The exercise:
Return the material exactly as supplied, apart from the pictures, which are omitted.

-- begin Input --

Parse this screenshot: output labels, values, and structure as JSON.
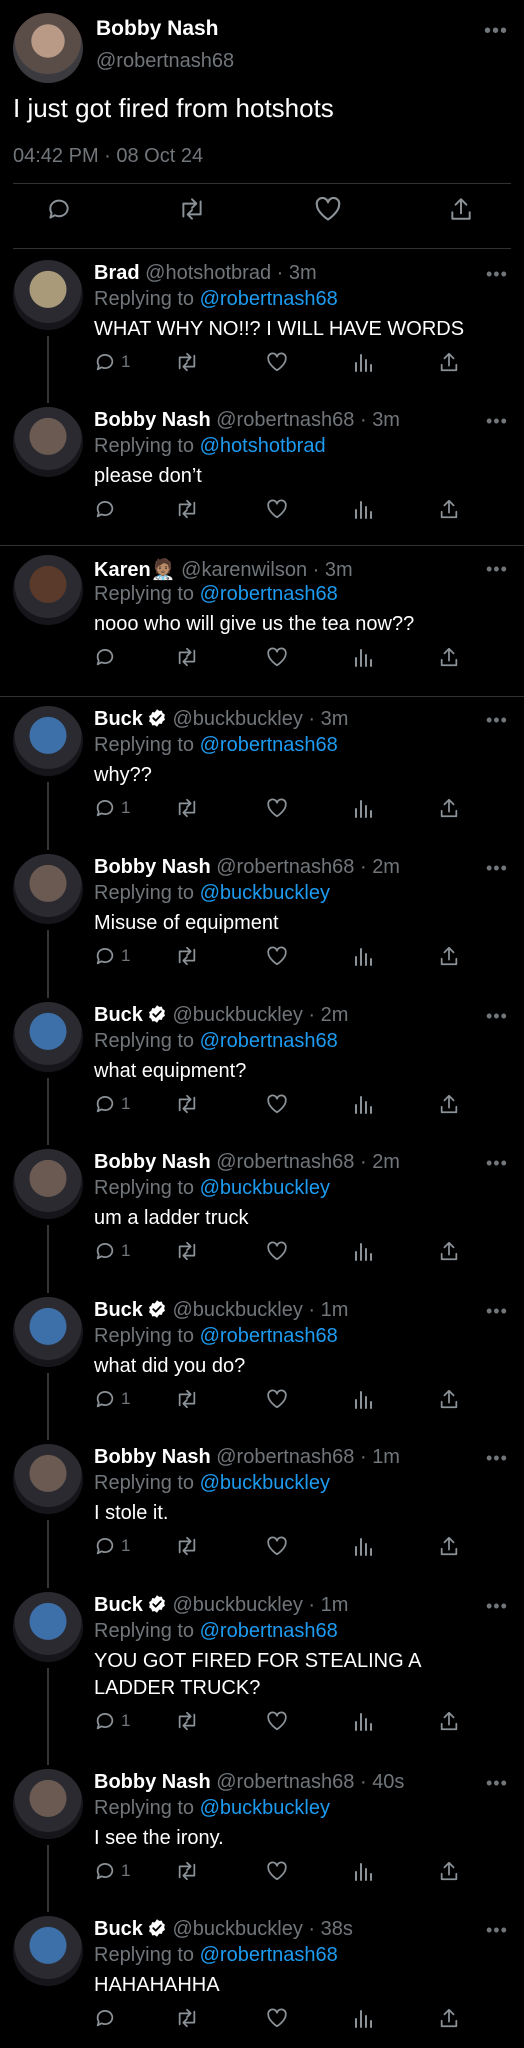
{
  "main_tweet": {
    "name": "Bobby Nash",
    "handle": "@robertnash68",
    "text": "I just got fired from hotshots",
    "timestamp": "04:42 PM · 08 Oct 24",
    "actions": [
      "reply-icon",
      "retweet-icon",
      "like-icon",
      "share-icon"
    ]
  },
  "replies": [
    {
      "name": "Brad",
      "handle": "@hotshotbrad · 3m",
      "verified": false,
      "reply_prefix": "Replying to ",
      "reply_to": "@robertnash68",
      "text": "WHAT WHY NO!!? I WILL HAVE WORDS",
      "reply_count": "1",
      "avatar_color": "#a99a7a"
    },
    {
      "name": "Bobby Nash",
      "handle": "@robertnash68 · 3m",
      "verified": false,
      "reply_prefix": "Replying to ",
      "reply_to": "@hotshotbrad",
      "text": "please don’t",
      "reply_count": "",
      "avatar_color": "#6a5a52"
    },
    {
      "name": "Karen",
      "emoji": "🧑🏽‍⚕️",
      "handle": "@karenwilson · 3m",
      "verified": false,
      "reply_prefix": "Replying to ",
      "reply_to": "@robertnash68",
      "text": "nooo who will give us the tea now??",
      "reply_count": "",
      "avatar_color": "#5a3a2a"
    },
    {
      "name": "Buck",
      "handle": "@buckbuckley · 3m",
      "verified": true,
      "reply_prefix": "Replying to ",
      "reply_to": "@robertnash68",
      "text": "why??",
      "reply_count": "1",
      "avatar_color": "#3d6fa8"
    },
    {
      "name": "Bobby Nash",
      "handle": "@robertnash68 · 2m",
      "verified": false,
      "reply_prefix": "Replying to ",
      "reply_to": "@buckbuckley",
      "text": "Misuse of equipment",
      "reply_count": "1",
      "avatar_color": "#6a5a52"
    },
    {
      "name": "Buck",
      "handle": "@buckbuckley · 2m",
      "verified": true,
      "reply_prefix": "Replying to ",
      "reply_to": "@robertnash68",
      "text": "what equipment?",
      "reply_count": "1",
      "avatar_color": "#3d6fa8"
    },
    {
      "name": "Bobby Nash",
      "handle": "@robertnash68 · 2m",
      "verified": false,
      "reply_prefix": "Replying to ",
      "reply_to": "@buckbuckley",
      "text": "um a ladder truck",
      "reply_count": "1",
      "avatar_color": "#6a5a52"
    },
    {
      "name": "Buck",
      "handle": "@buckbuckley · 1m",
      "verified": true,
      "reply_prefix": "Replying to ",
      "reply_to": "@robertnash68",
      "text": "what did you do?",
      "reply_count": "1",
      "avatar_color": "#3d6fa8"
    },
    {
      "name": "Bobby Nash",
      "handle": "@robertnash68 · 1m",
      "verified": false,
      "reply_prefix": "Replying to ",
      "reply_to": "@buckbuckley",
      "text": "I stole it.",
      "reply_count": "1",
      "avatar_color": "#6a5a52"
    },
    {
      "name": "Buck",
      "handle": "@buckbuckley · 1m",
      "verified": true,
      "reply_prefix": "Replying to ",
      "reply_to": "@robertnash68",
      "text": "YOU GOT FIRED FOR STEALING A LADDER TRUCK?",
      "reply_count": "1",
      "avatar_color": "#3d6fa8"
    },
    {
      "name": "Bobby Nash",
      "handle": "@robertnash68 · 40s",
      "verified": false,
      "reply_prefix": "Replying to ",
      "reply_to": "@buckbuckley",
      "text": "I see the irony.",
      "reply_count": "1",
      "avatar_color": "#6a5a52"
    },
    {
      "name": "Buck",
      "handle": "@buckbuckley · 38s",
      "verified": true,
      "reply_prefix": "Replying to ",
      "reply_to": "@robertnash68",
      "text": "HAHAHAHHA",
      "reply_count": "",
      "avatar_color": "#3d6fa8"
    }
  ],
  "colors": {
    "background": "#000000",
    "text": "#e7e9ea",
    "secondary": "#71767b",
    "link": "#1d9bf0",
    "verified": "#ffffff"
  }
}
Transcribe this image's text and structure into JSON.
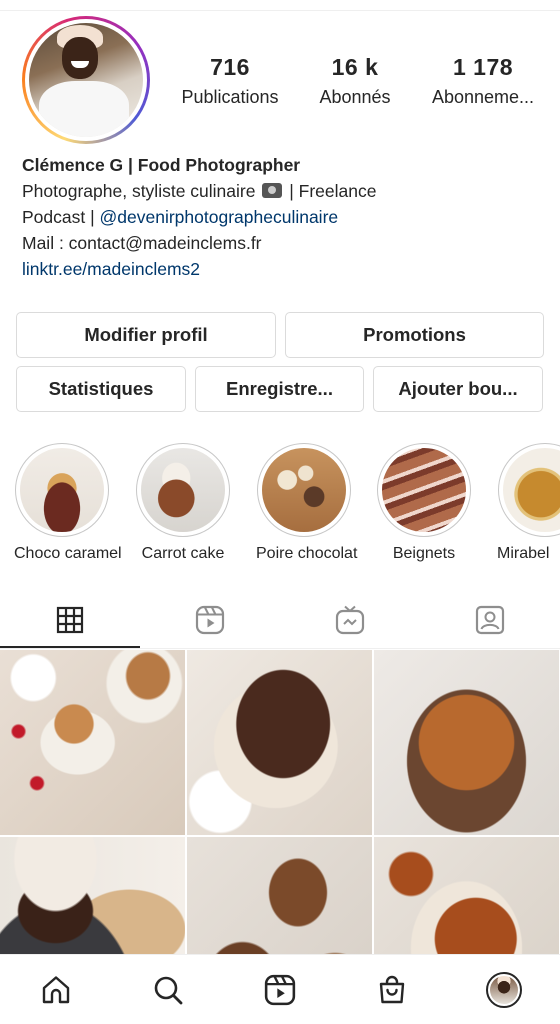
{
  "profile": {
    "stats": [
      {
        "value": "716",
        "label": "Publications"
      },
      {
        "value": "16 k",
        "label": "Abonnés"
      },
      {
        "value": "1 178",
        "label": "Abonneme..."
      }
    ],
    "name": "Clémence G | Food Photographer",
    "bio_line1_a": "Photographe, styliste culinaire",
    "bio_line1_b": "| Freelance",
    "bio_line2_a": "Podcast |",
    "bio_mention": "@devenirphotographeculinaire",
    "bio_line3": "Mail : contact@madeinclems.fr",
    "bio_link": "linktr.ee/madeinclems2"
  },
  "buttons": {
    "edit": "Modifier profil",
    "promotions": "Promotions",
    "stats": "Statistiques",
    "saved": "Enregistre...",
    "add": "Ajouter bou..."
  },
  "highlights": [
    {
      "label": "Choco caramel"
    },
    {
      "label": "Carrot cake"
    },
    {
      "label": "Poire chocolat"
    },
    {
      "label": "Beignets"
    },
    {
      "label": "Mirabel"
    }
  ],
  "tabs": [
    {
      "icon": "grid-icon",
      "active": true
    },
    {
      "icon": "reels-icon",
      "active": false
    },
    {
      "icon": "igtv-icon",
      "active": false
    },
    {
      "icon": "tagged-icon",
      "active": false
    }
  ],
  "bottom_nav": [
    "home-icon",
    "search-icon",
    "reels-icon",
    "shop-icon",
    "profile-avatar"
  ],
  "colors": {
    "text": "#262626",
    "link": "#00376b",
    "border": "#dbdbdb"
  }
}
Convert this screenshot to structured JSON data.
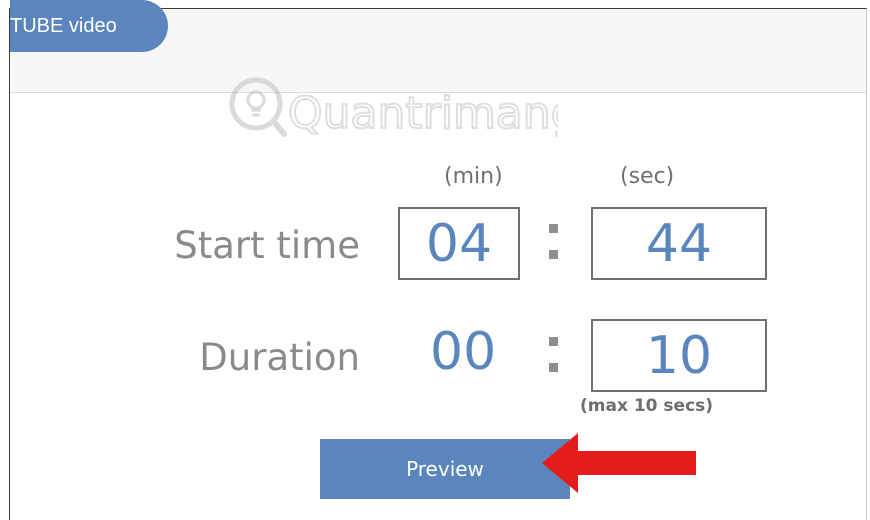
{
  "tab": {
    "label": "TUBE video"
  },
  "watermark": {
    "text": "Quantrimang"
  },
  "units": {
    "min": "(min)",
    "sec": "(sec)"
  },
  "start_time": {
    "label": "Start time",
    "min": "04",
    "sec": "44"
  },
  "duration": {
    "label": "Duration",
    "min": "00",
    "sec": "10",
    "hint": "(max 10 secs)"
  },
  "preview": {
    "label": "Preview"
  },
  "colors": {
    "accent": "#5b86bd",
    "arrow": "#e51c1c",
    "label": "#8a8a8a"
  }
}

-- end Input --

Task output:
Parse this screenshot: output labels, values, and structure as JSON.
{
  "main_tweet": {
    "name": "Bobby Nash",
    "handle": "@robertnash68",
    "text": "I just got fired from hotshots",
    "timestamp": "04:42 PM · 08 Oct 24",
    "actions": [
      "reply-icon",
      "retweet-icon",
      "like-icon",
      "share-icon"
    ]
  },
  "replies": [
    {
      "name": "Brad",
      "handle": "@hotshotbrad · 3m",
      "verified": false,
      "reply_prefix": "Replying to ",
      "reply_to": "@robertnash68",
      "text": "WHAT WHY NO!!? I WILL HAVE WORDS",
      "reply_count": "1",
      "avatar_color": "#a99a7a"
    },
    {
      "name": "Bobby Nash",
      "handle": "@robertnash68 · 3m",
      "verified": false,
      "reply_prefix": "Replying to ",
      "reply_to": "@hotshotbrad",
      "text": "please don’t",
      "reply_count": "",
      "avatar_color": "#6a5a52"
    },
    {
      "name": "Karen",
      "emoji": "🧑🏽‍⚕️",
      "handle": "@karenwilson · 3m",
      "verified": false,
      "reply_prefix": "Replying to ",
      "reply_to": "@robertnash68",
      "text": "nooo who will give us the tea now??",
      "reply_count": "",
      "avatar_color": "#5a3a2a"
    },
    {
      "name": "Buck",
      "handle": "@buckbuckley · 3m",
      "verified": true,
      "reply_prefix": "Replying to ",
      "reply_to": "@robertnash68",
      "text": "why??",
      "reply_count": "1",
      "avatar_color": "#3d6fa8"
    },
    {
      "name": "Bobby Nash",
      "handle": "@robertnash68 · 2m",
      "verified": false,
      "reply_prefix": "Replying to ",
      "reply_to": "@buckbuckley",
      "text": "Misuse of equipment",
      "reply_count": "1",
      "avatar_color": "#6a5a52"
    },
    {
      "name": "Buck",
      "handle": "@buckbuckley · 2m",
      "verified": true,
      "reply_prefix": "Replying to ",
      "reply_to": "@robertnash68",
      "text": "what equipment?",
      "reply_count": "1",
      "avatar_color": "#3d6fa8"
    },
    {
      "name": "Bobby Nash",
      "handle": "@robertnash68 · 2m",
      "verified": false,
      "reply_prefix": "Replying to ",
      "reply_to": "@buckbuckley",
      "text": "um a ladder truck",
      "reply_count": "1",
      "avatar_color": "#6a5a52"
    },
    {
      "name": "Buck",
      "handle": "@buckbuckley · 1m",
      "verified": true,
      "reply_prefix": "Replying to ",
      "reply_to": "@robertnash68",
      "text": "what did you do?",
      "reply_count": "1",
      "avatar_color": "#3d6fa8"
    },
    {
      "name": "Bobby Nash",
      "handle": "@robertnash68 · 1m",
      "verified": false,
      "reply_prefix": "Replying to ",
      "reply_to": "@buckbuckley",
      "text": "I stole it.",
      "reply_count": "1",
      "avatar_color": "#6a5a52"
    },
    {
      "name": "Buck",
      "handle": "@buckbuckley · 1m",
      "verified": true,
      "reply_prefix": "Replying to ",
      "reply_to": "@robertnash68",
      "text": "YOU GOT FIRED FOR STEALING A LADDER TRUCK?",
      "reply_count": "1",
      "avatar_color": "#3d6fa8"
    },
    {
      "name": "Bobby Nash",
      "handle": "@robertnash68 · 40s",
      "verified": false,
      "reply_prefix": "Replying to ",
      "reply_to": "@buckbuckley",
      "text": "I see the irony.",
      "reply_count": "1",
      "avatar_color": "#6a5a52"
    },
    {
      "name": "Buck",
      "handle": "@buckbuckley · 38s",
      "verified": true,
      "reply_prefix": "Replying to ",
      "reply_to": "@robertnash68",
      "text": "HAHAHAHHA",
      "reply_count": "",
      "avatar_color": "#3d6fa8"
    }
  ],
  "colors": {
    "background": "#000000",
    "text": "#e7e9ea",
    "secondary": "#71767b",
    "link": "#1d9bf0",
    "verified": "#ffffff"
  }
}
Transcribe this image's text and structure into JSON.
{
  "profile": {
    "stats": [
      {
        "value": "716",
        "label": "Publications"
      },
      {
        "value": "16 k",
        "label": "Abonnés"
      },
      {
        "value": "1 178",
        "label": "Abonneme..."
      }
    ],
    "name": "Clémence G | Food Photographer",
    "bio_line1_a": "Photographe, styliste culinaire",
    "bio_line1_b": "| Freelance",
    "bio_line2_a": "Podcast |",
    "bio_mention": "@devenirphotographeculinaire",
    "bio_line3": "Mail : contact@madeinclems.fr",
    "bio_link": "linktr.ee/madeinclems2"
  },
  "buttons": {
    "edit": "Modifier profil",
    "promotions": "Promotions",
    "stats": "Statistiques",
    "saved": "Enregistre...",
    "add": "Ajouter bou..."
  },
  "highlights": [
    {
      "label": "Choco caramel"
    },
    {
      "label": "Carrot cake"
    },
    {
      "label": "Poire chocolat"
    },
    {
      "label": "Beignets"
    },
    {
      "label": "Mirabel"
    }
  ],
  "tabs": [
    {
      "icon": "grid-icon",
      "active": true
    },
    {
      "icon": "reels-icon",
      "active": false
    },
    {
      "icon": "igtv-icon",
      "active": false
    },
    {
      "icon": "tagged-icon",
      "active": false
    }
  ],
  "bottom_nav": [
    "home-icon",
    "search-icon",
    "reels-icon",
    "shop-icon",
    "profile-avatar"
  ],
  "colors": {
    "text": "#262626",
    "link": "#00376b",
    "border": "#dbdbdb"
  }
}
Convert this screenshot to structured JSON data.
{
  "tab": {
    "label": "TUBE video"
  },
  "watermark": {
    "text": "Quantrimang"
  },
  "units": {
    "min": "(min)",
    "sec": "(sec)"
  },
  "start_time": {
    "label": "Start time",
    "min": "04",
    "sec": "44"
  },
  "duration": {
    "label": "Duration",
    "min": "00",
    "sec": "10",
    "hint": "(max 10 secs)"
  },
  "preview": {
    "label": "Preview"
  },
  "colors": {
    "accent": "#5b86bd",
    "arrow": "#e51c1c",
    "label": "#8a8a8a"
  }
}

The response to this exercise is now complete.